— Start of RECORDS PROVIDED —

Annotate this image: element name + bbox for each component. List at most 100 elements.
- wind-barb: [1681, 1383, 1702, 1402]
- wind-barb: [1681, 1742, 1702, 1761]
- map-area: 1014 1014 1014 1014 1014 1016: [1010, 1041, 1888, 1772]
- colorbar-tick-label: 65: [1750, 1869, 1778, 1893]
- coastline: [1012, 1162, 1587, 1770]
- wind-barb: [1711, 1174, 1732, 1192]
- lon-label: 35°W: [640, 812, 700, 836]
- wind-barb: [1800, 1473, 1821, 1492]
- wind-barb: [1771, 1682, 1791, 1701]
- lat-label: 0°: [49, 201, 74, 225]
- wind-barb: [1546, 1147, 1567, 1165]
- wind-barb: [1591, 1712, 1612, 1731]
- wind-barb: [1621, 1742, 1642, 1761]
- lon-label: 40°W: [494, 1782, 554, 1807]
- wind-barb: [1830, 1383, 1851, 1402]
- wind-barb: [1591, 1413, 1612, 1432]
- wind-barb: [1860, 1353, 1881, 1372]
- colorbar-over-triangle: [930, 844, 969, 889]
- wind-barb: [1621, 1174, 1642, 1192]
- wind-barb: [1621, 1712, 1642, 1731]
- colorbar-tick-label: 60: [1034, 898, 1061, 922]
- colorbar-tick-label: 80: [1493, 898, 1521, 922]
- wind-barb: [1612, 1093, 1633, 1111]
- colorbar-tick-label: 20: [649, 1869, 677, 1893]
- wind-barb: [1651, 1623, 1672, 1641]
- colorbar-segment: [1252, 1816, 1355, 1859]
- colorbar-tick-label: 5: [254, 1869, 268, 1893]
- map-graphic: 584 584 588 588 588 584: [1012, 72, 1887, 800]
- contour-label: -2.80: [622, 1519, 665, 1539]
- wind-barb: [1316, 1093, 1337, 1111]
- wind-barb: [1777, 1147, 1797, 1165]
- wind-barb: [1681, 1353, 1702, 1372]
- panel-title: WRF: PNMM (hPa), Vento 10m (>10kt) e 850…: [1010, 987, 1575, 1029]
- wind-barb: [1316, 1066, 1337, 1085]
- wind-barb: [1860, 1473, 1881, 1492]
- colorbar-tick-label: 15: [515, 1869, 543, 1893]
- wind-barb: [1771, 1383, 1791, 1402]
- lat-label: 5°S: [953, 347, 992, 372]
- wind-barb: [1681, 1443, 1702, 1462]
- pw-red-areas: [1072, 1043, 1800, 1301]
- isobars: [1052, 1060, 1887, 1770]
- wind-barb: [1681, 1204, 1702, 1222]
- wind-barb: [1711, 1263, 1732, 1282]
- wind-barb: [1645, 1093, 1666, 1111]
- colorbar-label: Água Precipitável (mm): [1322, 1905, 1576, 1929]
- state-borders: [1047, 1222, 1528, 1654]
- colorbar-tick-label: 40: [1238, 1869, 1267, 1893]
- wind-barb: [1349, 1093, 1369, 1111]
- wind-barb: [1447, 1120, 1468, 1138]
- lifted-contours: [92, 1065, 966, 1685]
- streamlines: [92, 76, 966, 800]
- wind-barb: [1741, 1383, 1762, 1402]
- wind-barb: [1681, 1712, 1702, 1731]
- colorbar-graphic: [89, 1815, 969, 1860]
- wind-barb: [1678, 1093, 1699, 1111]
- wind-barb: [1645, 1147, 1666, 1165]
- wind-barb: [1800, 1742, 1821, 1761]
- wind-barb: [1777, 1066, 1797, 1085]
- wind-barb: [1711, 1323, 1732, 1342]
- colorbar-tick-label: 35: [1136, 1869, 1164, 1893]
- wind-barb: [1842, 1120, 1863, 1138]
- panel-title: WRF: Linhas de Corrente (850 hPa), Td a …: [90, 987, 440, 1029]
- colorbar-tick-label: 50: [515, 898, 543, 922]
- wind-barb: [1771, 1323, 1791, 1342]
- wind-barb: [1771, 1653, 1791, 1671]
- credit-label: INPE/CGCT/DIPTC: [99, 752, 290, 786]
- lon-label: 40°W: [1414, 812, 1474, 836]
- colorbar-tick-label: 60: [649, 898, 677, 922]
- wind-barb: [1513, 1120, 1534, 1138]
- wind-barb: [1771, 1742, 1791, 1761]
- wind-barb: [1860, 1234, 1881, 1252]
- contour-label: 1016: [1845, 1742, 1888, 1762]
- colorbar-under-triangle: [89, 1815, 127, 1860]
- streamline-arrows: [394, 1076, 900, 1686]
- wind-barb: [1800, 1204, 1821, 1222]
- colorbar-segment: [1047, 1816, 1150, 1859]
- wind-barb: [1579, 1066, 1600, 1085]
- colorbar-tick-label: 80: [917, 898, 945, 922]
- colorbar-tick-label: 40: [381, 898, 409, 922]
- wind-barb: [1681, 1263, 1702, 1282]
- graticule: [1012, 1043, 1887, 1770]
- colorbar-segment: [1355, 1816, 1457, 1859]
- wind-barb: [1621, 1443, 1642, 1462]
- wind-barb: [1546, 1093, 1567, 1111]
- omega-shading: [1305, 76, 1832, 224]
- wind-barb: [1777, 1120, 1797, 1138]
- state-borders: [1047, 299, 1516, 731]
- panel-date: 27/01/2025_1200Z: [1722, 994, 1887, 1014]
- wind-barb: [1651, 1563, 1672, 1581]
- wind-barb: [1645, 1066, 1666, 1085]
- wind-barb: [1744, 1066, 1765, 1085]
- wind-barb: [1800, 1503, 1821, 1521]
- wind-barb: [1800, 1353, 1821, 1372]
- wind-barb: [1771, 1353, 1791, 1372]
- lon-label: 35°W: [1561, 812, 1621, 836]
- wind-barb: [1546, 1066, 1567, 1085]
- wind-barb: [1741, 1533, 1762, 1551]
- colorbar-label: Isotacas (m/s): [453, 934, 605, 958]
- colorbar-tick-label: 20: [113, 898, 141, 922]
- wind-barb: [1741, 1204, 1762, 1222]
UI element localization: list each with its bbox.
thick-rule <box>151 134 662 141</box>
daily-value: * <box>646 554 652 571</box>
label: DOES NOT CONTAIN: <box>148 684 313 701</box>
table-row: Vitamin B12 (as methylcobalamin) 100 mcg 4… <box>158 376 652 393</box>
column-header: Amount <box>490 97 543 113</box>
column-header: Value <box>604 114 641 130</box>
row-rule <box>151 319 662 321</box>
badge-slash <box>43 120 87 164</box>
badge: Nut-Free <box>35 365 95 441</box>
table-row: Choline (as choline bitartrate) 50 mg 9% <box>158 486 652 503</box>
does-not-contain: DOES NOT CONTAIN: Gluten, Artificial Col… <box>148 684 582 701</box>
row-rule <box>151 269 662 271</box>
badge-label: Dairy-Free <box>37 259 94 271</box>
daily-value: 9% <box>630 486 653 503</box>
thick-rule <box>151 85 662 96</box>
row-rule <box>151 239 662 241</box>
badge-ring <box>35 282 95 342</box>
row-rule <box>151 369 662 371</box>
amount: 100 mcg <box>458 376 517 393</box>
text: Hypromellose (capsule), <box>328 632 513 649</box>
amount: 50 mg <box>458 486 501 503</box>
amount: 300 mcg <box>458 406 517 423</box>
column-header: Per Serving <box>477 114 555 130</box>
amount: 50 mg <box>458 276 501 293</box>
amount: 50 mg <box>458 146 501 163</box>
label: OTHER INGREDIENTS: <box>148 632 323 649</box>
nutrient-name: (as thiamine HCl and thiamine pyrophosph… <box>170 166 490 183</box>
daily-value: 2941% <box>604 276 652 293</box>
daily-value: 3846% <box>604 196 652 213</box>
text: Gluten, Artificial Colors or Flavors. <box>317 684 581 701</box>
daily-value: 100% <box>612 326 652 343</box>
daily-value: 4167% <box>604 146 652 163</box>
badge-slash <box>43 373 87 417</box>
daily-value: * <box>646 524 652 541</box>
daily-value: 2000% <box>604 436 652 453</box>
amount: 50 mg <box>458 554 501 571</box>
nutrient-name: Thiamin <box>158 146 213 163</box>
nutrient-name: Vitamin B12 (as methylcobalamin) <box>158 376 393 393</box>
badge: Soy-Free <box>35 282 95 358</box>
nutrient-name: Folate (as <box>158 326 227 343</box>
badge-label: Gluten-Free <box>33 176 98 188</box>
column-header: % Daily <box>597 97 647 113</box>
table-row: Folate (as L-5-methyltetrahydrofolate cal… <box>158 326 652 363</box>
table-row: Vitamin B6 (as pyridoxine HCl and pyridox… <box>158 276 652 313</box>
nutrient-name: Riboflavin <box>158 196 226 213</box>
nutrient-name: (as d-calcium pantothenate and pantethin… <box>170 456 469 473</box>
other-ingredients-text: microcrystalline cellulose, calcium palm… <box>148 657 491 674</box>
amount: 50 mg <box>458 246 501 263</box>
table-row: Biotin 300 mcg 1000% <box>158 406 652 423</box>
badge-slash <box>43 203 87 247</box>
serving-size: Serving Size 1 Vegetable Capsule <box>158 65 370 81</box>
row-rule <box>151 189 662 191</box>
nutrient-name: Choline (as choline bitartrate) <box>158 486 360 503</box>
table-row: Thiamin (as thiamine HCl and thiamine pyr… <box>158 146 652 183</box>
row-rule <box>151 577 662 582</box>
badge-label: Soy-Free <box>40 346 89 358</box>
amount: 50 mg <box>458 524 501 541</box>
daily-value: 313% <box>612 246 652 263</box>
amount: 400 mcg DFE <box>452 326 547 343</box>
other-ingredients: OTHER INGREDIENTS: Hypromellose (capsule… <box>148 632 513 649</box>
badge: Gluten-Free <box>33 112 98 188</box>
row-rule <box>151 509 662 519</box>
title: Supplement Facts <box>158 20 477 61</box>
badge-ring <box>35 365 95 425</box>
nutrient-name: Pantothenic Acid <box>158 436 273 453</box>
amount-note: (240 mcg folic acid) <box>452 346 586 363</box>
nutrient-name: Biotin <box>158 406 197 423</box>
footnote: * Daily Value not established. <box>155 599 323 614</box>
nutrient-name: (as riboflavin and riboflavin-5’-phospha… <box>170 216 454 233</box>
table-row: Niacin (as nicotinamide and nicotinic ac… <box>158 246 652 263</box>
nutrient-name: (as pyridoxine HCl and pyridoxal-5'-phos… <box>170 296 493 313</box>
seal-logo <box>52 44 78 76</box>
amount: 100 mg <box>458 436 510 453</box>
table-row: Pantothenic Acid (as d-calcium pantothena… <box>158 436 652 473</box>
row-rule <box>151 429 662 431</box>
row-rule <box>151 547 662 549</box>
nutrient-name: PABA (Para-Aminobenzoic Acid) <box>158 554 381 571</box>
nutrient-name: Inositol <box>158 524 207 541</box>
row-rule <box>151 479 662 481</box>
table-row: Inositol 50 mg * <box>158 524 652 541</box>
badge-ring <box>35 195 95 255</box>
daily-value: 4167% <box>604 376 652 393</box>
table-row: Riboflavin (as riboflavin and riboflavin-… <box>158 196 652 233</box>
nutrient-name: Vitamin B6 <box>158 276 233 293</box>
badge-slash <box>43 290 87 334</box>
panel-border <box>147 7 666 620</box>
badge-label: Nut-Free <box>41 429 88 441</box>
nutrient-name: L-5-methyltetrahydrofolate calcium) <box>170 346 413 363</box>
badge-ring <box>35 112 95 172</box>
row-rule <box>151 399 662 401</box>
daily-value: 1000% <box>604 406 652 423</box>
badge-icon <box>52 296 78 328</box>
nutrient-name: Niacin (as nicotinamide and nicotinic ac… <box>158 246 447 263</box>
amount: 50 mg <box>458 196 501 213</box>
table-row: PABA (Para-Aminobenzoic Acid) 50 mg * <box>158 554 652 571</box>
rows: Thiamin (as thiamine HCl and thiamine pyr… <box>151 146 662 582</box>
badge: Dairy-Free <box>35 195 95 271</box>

— End of RECORDS PROVIDED —

PROBLEM DETAILS:
Report every line of the material above that contains the string "slash".

THE RESPONSE:
badge-slash <box>43 120 87 164</box>
badge-slash <box>43 373 87 417</box>
badge-slash <box>43 203 87 247</box>
badge-slash <box>43 290 87 334</box>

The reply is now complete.